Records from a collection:
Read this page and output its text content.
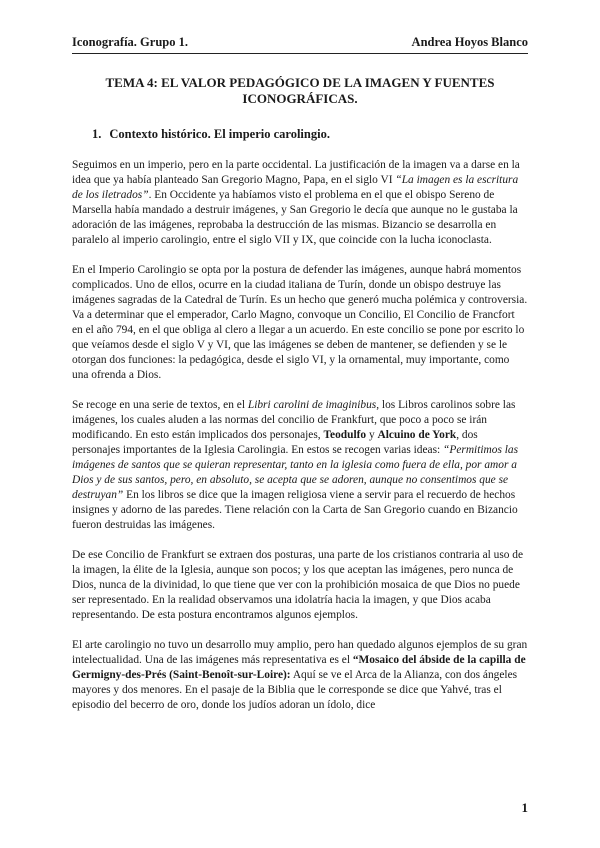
Iconografía. Grupo 1.	Andrea Hoyos Blanco
TEMA 4: EL VALOR PEDAGÓGICO DE LA IMAGEN Y FUENTES
ICONOGRÁFICAS.
1. Contexto histórico. El imperio carolingio.

Seguimos en un imperio, pero en la parte occidental. La justificación de la imagen va a darse en la idea que ya había planteado San Gregorio Magno, Papa, en el siglo VI “La imagen es la escritura de los iletrados”. En Occidente ya habíamos visto el problema en el que el obispo Sereno de Marsella había mandado a destruir imágenes, y San Gregorio le decía que aunque no le gustaba la adoración de las imágenes, reprobaba la destrucción de las mismas. Bizancio se desarrolla en paralelo al imperio carolingio, entre el siglo VII y IX, que coincide con la lucha iconoclasta.

En el Imperio Carolingio se opta por la postura de defender las imágenes, aunque habrá momentos complicados. Uno de ellos, ocurre en la ciudad italiana de Turín, donde un obispo destruye las imágenes sagradas de la Catedral de Turín. Es un hecho que generó mucha polémica y controversia. Va a determinar que el emperador, Carlo Magno, convoque un Concilio, El Concilio de Francfort en el año 794, en el que obliga al clero a llegar a un acuerdo. En este concilio se pone por escrito lo que veíamos desde el siglo V y VI, que las imágenes se deben de mantener, se defienden y se le otorgan dos funciones: la pedagógica, desde el siglo VI, y la ornamental, muy importante, como una ofrenda a Dios.

Se recoge en una serie de textos, en el Libri carolini de imaginibus, los Libros carolinos sobre las imágenes, los cuales aluden a las normas del concilio de Frankfurt, que poco a poco se irán modificando. En esto están implicados dos personajes, Teodulfo y Alcuino de York, dos personajes importantes de la Iglesia Carolingia. En estos se recogen varias ideas: “Permitimos las imágenes de santos que se quieran representar, tanto en la iglesia como fuera de ella, por amor a Dios y de sus santos, pero, en absoluto, se acepta que se adoren, aunque no consentimos que se destruyan” En los libros se dice que la imagen religiosa viene a servir para el recuerdo de hechos insignes y adorno de las paredes. Tiene relación con la Carta de San Gregorio cuando en Bizancio fueron destruidas las imágenes.

De ese Concilio de Frankfurt se extraen dos posturas, una parte de los cristianos contraria al uso de la imagen, la élite de la Iglesia, aunque son pocos; y los que aceptan las imágenes, pero nunca de Dios, nunca de la divinidad, lo que tiene que ver con la prohibición mosaica de que Dios no puede ser representado. En la realidad observamos una idolatría hacia la imagen, y que Dios acaba representando. De esta postura encontramos algunos ejemplos.

El arte carolingio no tuvo un desarrollo muy amplio, pero han quedado algunos ejemplos de su gran intelectualidad. Una de las imágenes más representativa es el “Mosaico del ábside de la capilla de Germigny-des-Prés (Saint-Benoît-sur-Loire): Aquí se ve el Arca de la Alianza, con dos ángeles mayores y dos menores. En el pasaje de la Biblia que le corresponde se dice que Yahvé, tras el episodio del becerro de oro, donde los judíos adoran un ídolo, dice

1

◆ **What is being asked**
For each line above that includes the word "postura", make a copy of that line.

◆ **Answer for this exercise**
En el Imperio Carolingio se opta por la postura de defender las imágenes, aunque habrá momentos complicados. Uno de ellos, ocurre en la ciudad italiana de Turín, donde un obispo destruye las imágenes sagradas de la Catedral de Turín. Es un hecho que generó mucha polémica y controversia. Va a determinar que el emperador, Carlo Magno, convoque un Concilio, El Concilio de Francfort en el año 794, en el que obliga al clero a llegar a un acuerdo. En este concilio se pone por escrito lo que veíamos desde el siglo V y VI, que las imágenes se deben de mantener, se defienden y se le otorgan dos funciones: la pedagógica, desde el siglo VI, y la ornamental, muy importante, como una ofrenda a Dios.
De ese Concilio de Frankfurt se extraen dos posturas, una parte de los cristianos contraria al uso de la imagen, la élite de la Iglesia, aunque son pocos; y los que aceptan las imágenes, pero nunca de Dios, nunca de la divinidad, lo que tiene que ver con la prohibición mosaica de que Dios no puede ser representado. En la realidad observamos una idolatría hacia la imagen, y que Dios acaba representando. De esta postura encontramos algunos ejemplos.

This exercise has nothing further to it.